▶ **DIRECTIONS FOR THIS TASK**
Without omitting anything, return the records precisely as given.

▶ **MATERIALS PROVIDED**
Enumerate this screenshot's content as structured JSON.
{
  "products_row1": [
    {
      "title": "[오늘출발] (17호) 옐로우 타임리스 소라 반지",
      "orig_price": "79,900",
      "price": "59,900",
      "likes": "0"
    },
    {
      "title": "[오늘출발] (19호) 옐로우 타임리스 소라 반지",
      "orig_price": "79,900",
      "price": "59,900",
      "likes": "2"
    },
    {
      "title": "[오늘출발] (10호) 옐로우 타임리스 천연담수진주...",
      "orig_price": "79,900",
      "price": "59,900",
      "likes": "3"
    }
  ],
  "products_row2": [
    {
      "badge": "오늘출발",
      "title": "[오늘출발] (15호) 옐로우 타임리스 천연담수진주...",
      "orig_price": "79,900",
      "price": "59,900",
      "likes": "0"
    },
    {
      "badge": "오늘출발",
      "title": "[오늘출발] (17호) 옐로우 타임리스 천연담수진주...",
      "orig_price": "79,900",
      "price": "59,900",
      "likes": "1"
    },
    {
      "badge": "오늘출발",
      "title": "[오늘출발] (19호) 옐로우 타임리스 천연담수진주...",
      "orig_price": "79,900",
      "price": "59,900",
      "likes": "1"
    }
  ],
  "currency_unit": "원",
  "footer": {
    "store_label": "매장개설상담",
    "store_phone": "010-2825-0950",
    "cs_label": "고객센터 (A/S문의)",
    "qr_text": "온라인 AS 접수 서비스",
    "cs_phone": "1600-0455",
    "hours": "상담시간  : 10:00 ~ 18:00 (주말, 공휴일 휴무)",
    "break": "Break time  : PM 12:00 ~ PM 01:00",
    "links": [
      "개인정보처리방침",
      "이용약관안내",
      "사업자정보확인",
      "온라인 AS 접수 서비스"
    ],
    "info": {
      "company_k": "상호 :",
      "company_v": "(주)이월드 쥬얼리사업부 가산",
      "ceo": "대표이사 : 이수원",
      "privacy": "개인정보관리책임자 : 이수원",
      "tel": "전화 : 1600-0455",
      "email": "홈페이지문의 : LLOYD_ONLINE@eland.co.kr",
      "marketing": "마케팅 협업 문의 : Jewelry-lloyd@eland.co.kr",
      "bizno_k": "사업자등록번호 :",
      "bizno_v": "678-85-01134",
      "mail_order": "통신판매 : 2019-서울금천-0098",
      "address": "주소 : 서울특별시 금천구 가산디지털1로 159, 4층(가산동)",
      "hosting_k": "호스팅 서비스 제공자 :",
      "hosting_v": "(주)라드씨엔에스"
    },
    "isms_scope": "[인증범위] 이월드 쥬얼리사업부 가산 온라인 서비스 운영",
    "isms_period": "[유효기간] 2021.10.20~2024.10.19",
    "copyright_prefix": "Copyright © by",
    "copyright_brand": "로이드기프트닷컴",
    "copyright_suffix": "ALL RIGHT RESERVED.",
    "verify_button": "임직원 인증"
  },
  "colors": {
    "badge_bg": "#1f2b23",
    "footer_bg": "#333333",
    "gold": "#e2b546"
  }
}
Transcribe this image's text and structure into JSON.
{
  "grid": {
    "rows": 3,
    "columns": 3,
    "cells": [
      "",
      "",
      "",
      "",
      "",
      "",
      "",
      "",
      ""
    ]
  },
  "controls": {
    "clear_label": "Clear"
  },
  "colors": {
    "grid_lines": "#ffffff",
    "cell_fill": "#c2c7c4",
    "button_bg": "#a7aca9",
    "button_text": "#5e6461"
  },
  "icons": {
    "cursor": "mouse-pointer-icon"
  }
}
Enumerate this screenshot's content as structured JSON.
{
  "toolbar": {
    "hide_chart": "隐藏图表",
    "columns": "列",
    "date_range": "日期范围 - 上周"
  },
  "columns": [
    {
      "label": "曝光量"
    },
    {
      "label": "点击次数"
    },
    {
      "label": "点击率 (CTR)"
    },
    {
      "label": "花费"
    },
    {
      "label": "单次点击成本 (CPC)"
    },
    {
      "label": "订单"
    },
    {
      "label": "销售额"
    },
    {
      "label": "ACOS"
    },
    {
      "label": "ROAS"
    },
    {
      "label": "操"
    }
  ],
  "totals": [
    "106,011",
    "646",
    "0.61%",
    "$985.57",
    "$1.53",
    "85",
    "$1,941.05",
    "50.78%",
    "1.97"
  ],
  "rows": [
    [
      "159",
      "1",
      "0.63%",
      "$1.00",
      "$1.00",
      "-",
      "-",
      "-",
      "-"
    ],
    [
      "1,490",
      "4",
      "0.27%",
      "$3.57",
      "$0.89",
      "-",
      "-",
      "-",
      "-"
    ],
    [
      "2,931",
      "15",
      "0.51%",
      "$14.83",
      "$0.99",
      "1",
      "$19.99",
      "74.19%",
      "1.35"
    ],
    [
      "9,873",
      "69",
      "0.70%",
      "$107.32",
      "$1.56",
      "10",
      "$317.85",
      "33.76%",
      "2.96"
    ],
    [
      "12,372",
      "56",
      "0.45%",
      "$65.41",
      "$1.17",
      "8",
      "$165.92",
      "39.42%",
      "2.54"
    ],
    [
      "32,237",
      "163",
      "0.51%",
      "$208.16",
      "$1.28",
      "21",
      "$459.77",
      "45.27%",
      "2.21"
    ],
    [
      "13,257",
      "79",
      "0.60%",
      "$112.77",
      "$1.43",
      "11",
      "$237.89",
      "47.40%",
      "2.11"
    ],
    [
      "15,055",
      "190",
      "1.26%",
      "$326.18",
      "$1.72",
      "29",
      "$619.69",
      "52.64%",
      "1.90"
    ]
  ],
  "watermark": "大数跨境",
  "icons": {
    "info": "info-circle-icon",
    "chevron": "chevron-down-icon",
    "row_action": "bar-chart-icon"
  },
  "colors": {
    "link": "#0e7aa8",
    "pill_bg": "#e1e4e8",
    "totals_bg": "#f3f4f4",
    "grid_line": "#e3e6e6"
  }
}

▶ **COMPLETED EXERCISE**
Enumerate this screenshot's content as structured JSON.
{
  "products_row1": [
    {
      "title": "[오늘출발] (17호) 옐로우 타임리스 소라 반지",
      "orig_price": "79,900",
      "price": "59,900",
      "likes": "0"
    },
    {
      "title": "[오늘출발] (19호) 옐로우 타임리스 소라 반지",
      "orig_price": "79,900",
      "price": "59,900",
      "likes": "2"
    },
    {
      "title": "[오늘출발] (10호) 옐로우 타임리스 천연담수진주...",
      "orig_price": "79,900",
      "price": "59,900",
      "likes": "3"
    }
  ],
  "products_row2": [
    {
      "badge": "오늘출발",
      "title": "[오늘출발] (15호) 옐로우 타임리스 천연담수진주...",
      "orig_price": "79,900",
      "price": "59,900",
      "likes": "0"
    },
    {
      "badge": "오늘출발",
      "title": "[오늘출발] (17호) 옐로우 타임리스 천연담수진주...",
      "orig_price": "79,900",
      "price": "59,900",
      "likes": "1"
    },
    {
      "badge": "오늘출발",
      "title": "[오늘출발] (19호) 옐로우 타임리스 천연담수진주...",
      "orig_price": "79,900",
      "price": "59,900",
      "likes": "1"
    }
  ],
  "currency_unit": "원",
  "footer": {
    "store_label": "매장개설상담",
    "store_phone": "010-2825-0950",
    "cs_label": "고객센터 (A/S문의)",
    "qr_text": "온라인 AS 접수 서비스",
    "cs_phone": "1600-0455",
    "hours": "상담시간  : 10:00 ~ 18:00 (주말, 공휴일 휴무)",
    "break": "Break time  : PM 12:00 ~ PM 01:00",
    "links": [
      "개인정보처리방침",
      "이용약관안내",
      "사업자정보확인",
      "온라인 AS 접수 서비스"
    ],
    "info": {
      "company_k": "상호 :",
      "company_v": "(주)이월드 쥬얼리사업부 가산",
      "ceo": "대표이사 : 이수원",
      "privacy": "개인정보관리책임자 : 이수원",
      "tel": "전화 : 1600-0455",
      "email": "홈페이지문의 : LLOYD_ONLINE@eland.co.kr",
      "marketing": "마케팅 협업 문의 : Jewelry-lloyd@eland.co.kr",
      "bizno_k": "사업자등록번호 :",
      "bizno_v": "678-85-01134",
      "mail_order": "통신판매 : 2019-서울금천-0098",
      "address": "주소 : 서울특별시 금천구 가산디지털1로 159, 4층(가산동)",
      "hosting_k": "호스팅 서비스 제공자 :",
      "hosting_v": "(주)라드씨엔에스"
    },
    "isms_scope": "[인증범위] 이월드 쥬얼리사업부 가산 온라인 서비스 운영",
    "isms_period": "[유효기간] 2021.10.20~2024.10.19",
    "copyright_prefix": "Copyright © by",
    "copyright_brand": "로이드기프트닷컴",
    "copyright_suffix": "ALL RIGHT RESERVED.",
    "verify_button": "임직원 인증"
  },
  "colors": {
    "badge_bg": "#1f2b23",
    "footer_bg": "#333333",
    "gold": "#e2b546"
  }
}
Transcribe this image's text and structure into JSON.
{
  "grid": {
    "rows": 3,
    "columns": 3,
    "cells": [
      "",
      "",
      "",
      "",
      "",
      "",
      "",
      "",
      ""
    ]
  },
  "controls": {
    "clear_label": "Clear"
  },
  "colors": {
    "grid_lines": "#ffffff",
    "cell_fill": "#c2c7c4",
    "button_bg": "#a7aca9",
    "button_text": "#5e6461"
  },
  "icons": {
    "cursor": "mouse-pointer-icon"
  }
}
Enumerate this screenshot's content as structured JSON.
{
  "toolbar": {
    "hide_chart": "隐藏图表",
    "columns": "列",
    "date_range": "日期范围 - 上周"
  },
  "columns": [
    {
      "label": "曝光量"
    },
    {
      "label": "点击次数"
    },
    {
      "label": "点击率 (CTR)"
    },
    {
      "label": "花费"
    },
    {
      "label": "单次点击成本 (CPC)"
    },
    {
      "label": "订单"
    },
    {
      "label": "销售额"
    },
    {
      "label": "ACOS"
    },
    {
      "label": "ROAS"
    },
    {
      "label": "操"
    }
  ],
  "totals": [
    "106,011",
    "646",
    "0.61%",
    "$985.57",
    "$1.53",
    "85",
    "$1,941.05",
    "50.78%",
    "1.97"
  ],
  "rows": [
    [
      "159",
      "1",
      "0.63%",
      "$1.00",
      "$1.00",
      "-",
      "-",
      "-",
      "-"
    ],
    [
      "1,490",
      "4",
      "0.27%",
      "$3.57",
      "$0.89",
      "-",
      "-",
      "-",
      "-"
    ],
    [
      "2,931",
      "15",
      "0.51%",
      "$14.83",
      "$0.99",
      "1",
      "$19.99",
      "74.19%",
      "1.35"
    ],
    [
      "9,873",
      "69",
      "0.70%",
      "$107.32",
      "$1.56",
      "10",
      "$317.85",
      "33.76%",
      "2.96"
    ],
    [
      "12,372",
      "56",
      "0.45%",
      "$65.41",
      "$1.17",
      "8",
      "$165.92",
      "39.42%",
      "2.54"
    ],
    [
      "32,237",
      "163",
      "0.51%",
      "$208.16",
      "$1.28",
      "21",
      "$459.77",
      "45.27%",
      "2.21"
    ],
    [
      "13,257",
      "79",
      "0.60%",
      "$112.77",
      "$1.43",
      "11",
      "$237.89",
      "47.40%",
      "2.11"
    ],
    [
      "15,055",
      "190",
      "1.26%",
      "$326.18",
      "$1.72",
      "29",
      "$619.69",
      "52.64%",
      "1.90"
    ]
  ],
  "watermark": "大数跨境",
  "icons": {
    "info": "info-circle-icon",
    "chevron": "chevron-down-icon",
    "row_action": "bar-chart-icon"
  },
  "colors": {
    "link": "#0e7aa8",
    "pill_bg": "#e1e4e8",
    "totals_bg": "#f3f4f4",
    "grid_line": "#e3e6e6"
  }
}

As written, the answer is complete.